- [Entries supplied]
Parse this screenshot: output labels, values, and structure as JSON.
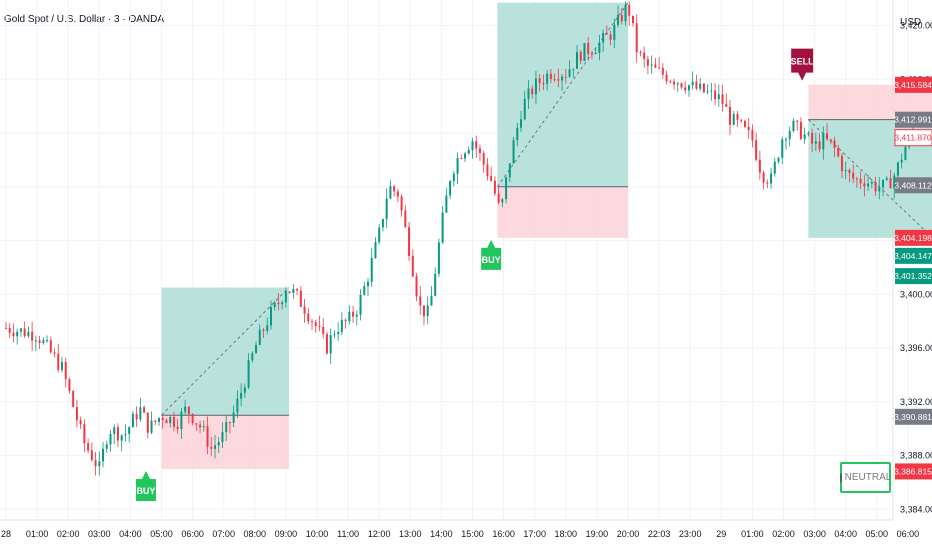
{
  "header": {
    "title": "Gold Spot / U.S. Dollar · 3 · OANDA",
    "currency": "USD"
  },
  "status_badge": {
    "label": "NEUTRAL",
    "border_color": "#22c55e"
  },
  "colors": {
    "up": "#089981",
    "down": "#f23645",
    "target_zone": "#b2dfd8",
    "stop_zone": "#fbd5d9",
    "buy_marker": "#22c55e",
    "sell_marker": "#a3123f",
    "gray_label": "#787b86",
    "teal_label": "#089981",
    "red_label": "#f23645"
  },
  "chart_data": {
    "type": "candlestick",
    "x_ticks": [
      "28",
      "01:00",
      "02:00",
      "03:00",
      "04:00",
      "05:00",
      "06:00",
      "07:00",
      "08:00",
      "09:00",
      "10:00",
      "11:00",
      "12:00",
      "13:00",
      "14:00",
      "15:00",
      "16:00",
      "17:00",
      "18:00",
      "19:00",
      "20:00",
      "22:03",
      "23:00",
      "29",
      "01:00",
      "02:00",
      "03:00",
      "04:00",
      "05:00",
      "06:00"
    ],
    "y_ticks": [
      "3,384.000",
      "3,388.000",
      "3,392.000",
      "3,396.000",
      "3,400.000",
      "3,404.000",
      "3,408.000",
      "3,412.000",
      "3,416.000",
      "3,420.000"
    ],
    "y_range": [
      3383.2,
      3421.9
    ],
    "grid": true,
    "price_path": [
      [
        0,
        3397.5
      ],
      [
        1,
        3397.0
      ],
      [
        1.8,
        3394.5
      ],
      [
        2.5,
        3389.0
      ],
      [
        3,
        3387.0
      ],
      [
        3.3,
        3390.0
      ],
      [
        3.8,
        3389.5
      ],
      [
        4.3,
        3391.5
      ],
      [
        4.6,
        3390.0
      ],
      [
        5,
        3391.0
      ],
      [
        5.5,
        3390.5
      ],
      [
        5.8,
        3391.5
      ],
      [
        6.3,
        3390.0
      ],
      [
        6.6,
        3388.5
      ],
      [
        7,
        3389.5
      ],
      [
        7.3,
        3391.0
      ],
      [
        7.6,
        3393.0
      ],
      [
        8,
        3396.0
      ],
      [
        8.5,
        3398.5
      ],
      [
        8.8,
        3399.5
      ],
      [
        9,
        3400.5
      ],
      [
        9.3,
        3400.0
      ],
      [
        9.6,
        3399.0
      ],
      [
        10,
        3397.5
      ],
      [
        10.3,
        3396.0
      ],
      [
        10.6,
        3397.5
      ],
      [
        11,
        3398.0
      ],
      [
        11.3,
        3399.0
      ],
      [
        11.6,
        3401.0
      ],
      [
        12,
        3404.5
      ],
      [
        12.3,
        3408.0
      ],
      [
        12.6,
        3407.5
      ],
      [
        13,
        3403.0
      ],
      [
        13.3,
        3399.0
      ],
      [
        13.6,
        3398.5
      ],
      [
        14,
        3405.0
      ],
      [
        14.3,
        3409.0
      ],
      [
        14.6,
        3410.5
      ],
      [
        15,
        3411.5
      ],
      [
        15.3,
        3410.0
      ],
      [
        15.6,
        3408.5
      ],
      [
        15.9,
        3406.0
      ],
      [
        16.2,
        3410.0
      ],
      [
        16.6,
        3414.0
      ],
      [
        17,
        3415.5
      ],
      [
        17.5,
        3416.5
      ],
      [
        18,
        3416.5
      ],
      [
        18.5,
        3418.0
      ],
      [
        19,
        3418.5
      ],
      [
        19.5,
        3419.5
      ],
      [
        20,
        3421.5
      ],
      [
        20.3,
        3418.0
      ],
      [
        20.6,
        3417.0
      ],
      [
        21,
        3416.5
      ],
      [
        21.5,
        3416.0
      ],
      [
        22,
        3415.5
      ],
      [
        22.5,
        3415.0
      ],
      [
        23,
        3414.5
      ],
      [
        23.3,
        3413.0
      ],
      [
        23.6,
        3412.5
      ],
      [
        24,
        3411.5
      ],
      [
        24.3,
        3409.0
      ],
      [
        24.6,
        3408.5
      ],
      [
        25,
        3412.0
      ],
      [
        25.3,
        3412.5
      ],
      [
        25.6,
        3412.0
      ],
      [
        26,
        3411.0
      ],
      [
        26.3,
        3411.5
      ],
      [
        26.6,
        3411.0
      ],
      [
        27,
        3409.0
      ],
      [
        27.3,
        3408.5
      ],
      [
        27.6,
        3408.5
      ],
      [
        28,
        3408.0
      ],
      [
        28.3,
        3408.0
      ],
      [
        28.6,
        3409.0
      ],
      [
        29,
        3411.5
      ],
      [
        29.3,
        3411.9
      ]
    ],
    "signals": [
      {
        "label": "BUY",
        "x": 4.5,
        "entry": 3391.0,
        "target": 3400.5,
        "stop": 3387.0,
        "zone_x": [
          5,
          9.1
        ]
      },
      {
        "label": "BUY",
        "x": 15.6,
        "entry": 3408.0,
        "target": 3421.7,
        "stop": 3404.2,
        "zone_x": [
          15.8,
          20
        ]
      },
      {
        "label": "SELL",
        "x": 25.6,
        "entry": 3413.0,
        "target": 3404.2,
        "stop": 3415.6,
        "zone_x": [
          25.8,
          29.8
        ]
      }
    ],
    "price_labels": [
      {
        "text": "3,415.584",
        "color": "red",
        "value": 3415.584
      },
      {
        "text": "3,412.991",
        "color": "gray",
        "value": 3412.991
      },
      {
        "text": "3,411.870",
        "color": "outline_red",
        "value": 3411.87
      },
      {
        "text": "3,408.112",
        "color": "gray",
        "value": 3408.112
      },
      {
        "text": "3,404.198",
        "color": "red",
        "value": 3404.198
      },
      {
        "text": "3,404.147",
        "color": "teal",
        "value": 3404.147
      },
      {
        "text": "3,401.352",
        "color": "teal",
        "value": 3401.352
      },
      {
        "text": "3,390.881",
        "color": "gray",
        "value": 3390.881
      },
      {
        "text": "3,386.815",
        "color": "red",
        "value": 3386.815
      }
    ]
  }
}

- [Work to do]
Drop the pictures and reproduce the rest of the entries above exactly.

- [Answer for this exercise]
Parse this screenshot: output labels, values, and structure as JSON.
{
  "header": {
    "title": "Gold Spot / U.S. Dollar · 3 · OANDA",
    "currency": "USD"
  },
  "status_badge": {
    "label": "NEUTRAL",
    "border_color": "#22c55e"
  },
  "colors": {
    "up": "#089981",
    "down": "#f23645",
    "target_zone": "#b2dfd8",
    "stop_zone": "#fbd5d9",
    "buy_marker": "#22c55e",
    "sell_marker": "#a3123f",
    "gray_label": "#787b86",
    "teal_label": "#089981",
    "red_label": "#f23645"
  },
  "chart_data": {
    "type": "candlestick",
    "x_ticks": [
      "28",
      "01:00",
      "02:00",
      "03:00",
      "04:00",
      "05:00",
      "06:00",
      "07:00",
      "08:00",
      "09:00",
      "10:00",
      "11:00",
      "12:00",
      "13:00",
      "14:00",
      "15:00",
      "16:00",
      "17:00",
      "18:00",
      "19:00",
      "20:00",
      "22:03",
      "23:00",
      "29",
      "01:00",
      "02:00",
      "03:00",
      "04:00",
      "05:00",
      "06:00"
    ],
    "y_ticks": [
      "3,384.000",
      "3,388.000",
      "3,392.000",
      "3,396.000",
      "3,400.000",
      "3,404.000",
      "3,408.000",
      "3,412.000",
      "3,416.000",
      "3,420.000"
    ],
    "y_range": [
      3383.2,
      3421.9
    ],
    "grid": true,
    "price_path": [
      [
        0,
        3397.5
      ],
      [
        1,
        3397.0
      ],
      [
        1.8,
        3394.5
      ],
      [
        2.5,
        3389.0
      ],
      [
        3,
        3387.0
      ],
      [
        3.3,
        3390.0
      ],
      [
        3.8,
        3389.5
      ],
      [
        4.3,
        3391.5
      ],
      [
        4.6,
        3390.0
      ],
      [
        5,
        3391.0
      ],
      [
        5.5,
        3390.5
      ],
      [
        5.8,
        3391.5
      ],
      [
        6.3,
        3390.0
      ],
      [
        6.6,
        3388.5
      ],
      [
        7,
        3389.5
      ],
      [
        7.3,
        3391.0
      ],
      [
        7.6,
        3393.0
      ],
      [
        8,
        3396.0
      ],
      [
        8.5,
        3398.5
      ],
      [
        8.8,
        3399.5
      ],
      [
        9,
        3400.5
      ],
      [
        9.3,
        3400.0
      ],
      [
        9.6,
        3399.0
      ],
      [
        10,
        3397.5
      ],
      [
        10.3,
        3396.0
      ],
      [
        10.6,
        3397.5
      ],
      [
        11,
        3398.0
      ],
      [
        11.3,
        3399.0
      ],
      [
        11.6,
        3401.0
      ],
      [
        12,
        3404.5
      ],
      [
        12.3,
        3408.0
      ],
      [
        12.6,
        3407.5
      ],
      [
        13,
        3403.0
      ],
      [
        13.3,
        3399.0
      ],
      [
        13.6,
        3398.5
      ],
      [
        14,
        3405.0
      ],
      [
        14.3,
        3409.0
      ],
      [
        14.6,
        3410.5
      ],
      [
        15,
        3411.5
      ],
      [
        15.3,
        3410.0
      ],
      [
        15.6,
        3408.5
      ],
      [
        15.9,
        3406.0
      ],
      [
        16.2,
        3410.0
      ],
      [
        16.6,
        3414.0
      ],
      [
        17,
        3415.5
      ],
      [
        17.5,
        3416.5
      ],
      [
        18,
        3416.5
      ],
      [
        18.5,
        3418.0
      ],
      [
        19,
        3418.5
      ],
      [
        19.5,
        3419.5
      ],
      [
        20,
        3421.5
      ],
      [
        20.3,
        3418.0
      ],
      [
        20.6,
        3417.0
      ],
      [
        21,
        3416.5
      ],
      [
        21.5,
        3416.0
      ],
      [
        22,
        3415.5
      ],
      [
        22.5,
        3415.0
      ],
      [
        23,
        3414.5
      ],
      [
        23.3,
        3413.0
      ],
      [
        23.6,
        3412.5
      ],
      [
        24,
        3411.5
      ],
      [
        24.3,
        3409.0
      ],
      [
        24.6,
        3408.5
      ],
      [
        25,
        3412.0
      ],
      [
        25.3,
        3412.5
      ],
      [
        25.6,
        3412.0
      ],
      [
        26,
        3411.0
      ],
      [
        26.3,
        3411.5
      ],
      [
        26.6,
        3411.0
      ],
      [
        27,
        3409.0
      ],
      [
        27.3,
        3408.5
      ],
      [
        27.6,
        3408.5
      ],
      [
        28,
        3408.0
      ],
      [
        28.3,
        3408.0
      ],
      [
        28.6,
        3409.0
      ],
      [
        29,
        3411.5
      ],
      [
        29.3,
        3411.9
      ]
    ],
    "signals": [
      {
        "label": "BUY",
        "x": 4.5,
        "entry": 3391.0,
        "target": 3400.5,
        "stop": 3387.0,
        "zone_x": [
          5,
          9.1
        ]
      },
      {
        "label": "BUY",
        "x": 15.6,
        "entry": 3408.0,
        "target": 3421.7,
        "stop": 3404.2,
        "zone_x": [
          15.8,
          20
        ]
      },
      {
        "label": "SELL",
        "x": 25.6,
        "entry": 3413.0,
        "target": 3404.2,
        "stop": 3415.6,
        "zone_x": [
          25.8,
          29.8
        ]
      }
    ],
    "price_labels": [
      {
        "text": "3,415.584",
        "color": "red",
        "value": 3415.584
      },
      {
        "text": "3,412.991",
        "color": "gray",
        "value": 3412.991
      },
      {
        "text": "3,411.870",
        "color": "outline_red",
        "value": 3411.87
      },
      {
        "text": "3,408.112",
        "color": "gray",
        "value": 3408.112
      },
      {
        "text": "3,404.198",
        "color": "red",
        "value": 3404.198
      },
      {
        "text": "3,404.147",
        "color": "teal",
        "value": 3404.147
      },
      {
        "text": "3,401.352",
        "color": "teal",
        "value": 3401.352
      },
      {
        "text": "3,390.881",
        "color": "gray",
        "value": 3390.881
      },
      {
        "text": "3,386.815",
        "color": "red",
        "value": 3386.815
      }
    ]
  }
}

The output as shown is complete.